> **Данный отрывок**:

---------------

Резвые женщины часто над ними шутят; однако это не­простительно. Пусть каждая скромно и учтиво скажет, что она такого волокитства не позволяет и просит оставить ее в покое.

Мужчина, чувствующий свое достоинство, никогда не унизится до пресмыкания; он постарается заслужить, а не выплакать любовь и расположение женщины; захочет нра­виться своим характером, а не своими приемами.

Из наступательного класса [мужчин ] - услужливые, всегда как бы домашние творения, - не так-то безобидны, как многие женщины думают. Как только сии услуги пере­ходят за границы обыкновенной учтивости, то они стано­вятся одолжениями, и женщина, принимающая таковые услуги, обременяет себя тяжкими долгами. Сверх того, на­ступательный человек бывает или дурак, или плут, обоих надобно остерегаться. Кто поручится вам за то, что его дру­жеское обхождение не принимается в худом смысле? что ка­кой-нибудь благородный, степенный человек, в тишине готовящий вам свою руку, также тихо не удалится, опаса­ясь получить отказ. Да и не часто ли самые глупые, самые незанимательные мужчины прямо сею-то короткостью по­лучали права, на которые согласившись, женщины сами по­сле удивлялись?

Докучливую услужливость удерживайте в пределах хо­лодным, благоразумным поведением! Не принимайте ника­ких угождений, за которые нельзя тотчас воздать угождениями же! Отвергайте навязываемую вам дружбу, обращаясь тонко, даже гордо! Не говорите никогда о ваших связях, и болтуны должны будут молчать о своих.

ГЛАВА VII.

Продолжение предыдущего.

Особенного внимания достойны так называемые холо­стяки. Правда, некоторые недальновидные писатели из­рекли на них всеобщее проклятие; но, несмотря на то, многое можно сказать в похвалу, а еще более в их оправда­ние.

---------------

> **Строки**:
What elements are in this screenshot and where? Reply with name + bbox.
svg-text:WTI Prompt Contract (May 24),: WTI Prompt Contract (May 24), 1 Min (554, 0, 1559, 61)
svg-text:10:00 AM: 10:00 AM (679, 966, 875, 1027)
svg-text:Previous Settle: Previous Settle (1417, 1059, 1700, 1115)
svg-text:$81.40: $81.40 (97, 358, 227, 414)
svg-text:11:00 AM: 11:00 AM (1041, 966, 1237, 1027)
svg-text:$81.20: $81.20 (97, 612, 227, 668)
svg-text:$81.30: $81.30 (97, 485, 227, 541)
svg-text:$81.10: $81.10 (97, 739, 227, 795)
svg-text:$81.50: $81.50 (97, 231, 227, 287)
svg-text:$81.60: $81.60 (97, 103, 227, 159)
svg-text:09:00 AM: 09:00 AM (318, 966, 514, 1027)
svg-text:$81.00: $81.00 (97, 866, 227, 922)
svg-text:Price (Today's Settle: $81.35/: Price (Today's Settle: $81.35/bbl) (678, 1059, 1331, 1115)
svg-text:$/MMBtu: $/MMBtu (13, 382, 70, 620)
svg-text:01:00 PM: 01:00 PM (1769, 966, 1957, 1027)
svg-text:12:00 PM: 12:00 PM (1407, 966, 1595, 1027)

---------------

> **Задание 1**:
Ответьте по отрывку на вопросы:
(a) Чем, согласно отрывку, мужчина, чувствующий свое достоинство, захочет нравиться?
(b) Кем бывает наступательный человек?
(c) Кто изрек на холостяков всеобщее проклятие?
> **Задание 2**: Пожалуйста, извлеките из отрывка фрагмент, начиная со слов «Особенного внимания достойны» и заканчивая словами «в их оправда­ние.».

> **Ответ 1**:
(a) Своим характером, а не своими приемами.
(b) Или дураком, или плутом.
(c) Некоторые недальновидные писатели.

> **Ответ 2**:
Особенного внимания достойны так называемые холо­стяки. Правда, некоторые недальновидные писатели из­рекли на них всеобщее проклятие; но, несмотря на то, многое можно сказать в похвалу, а еще более в их оправда­ние.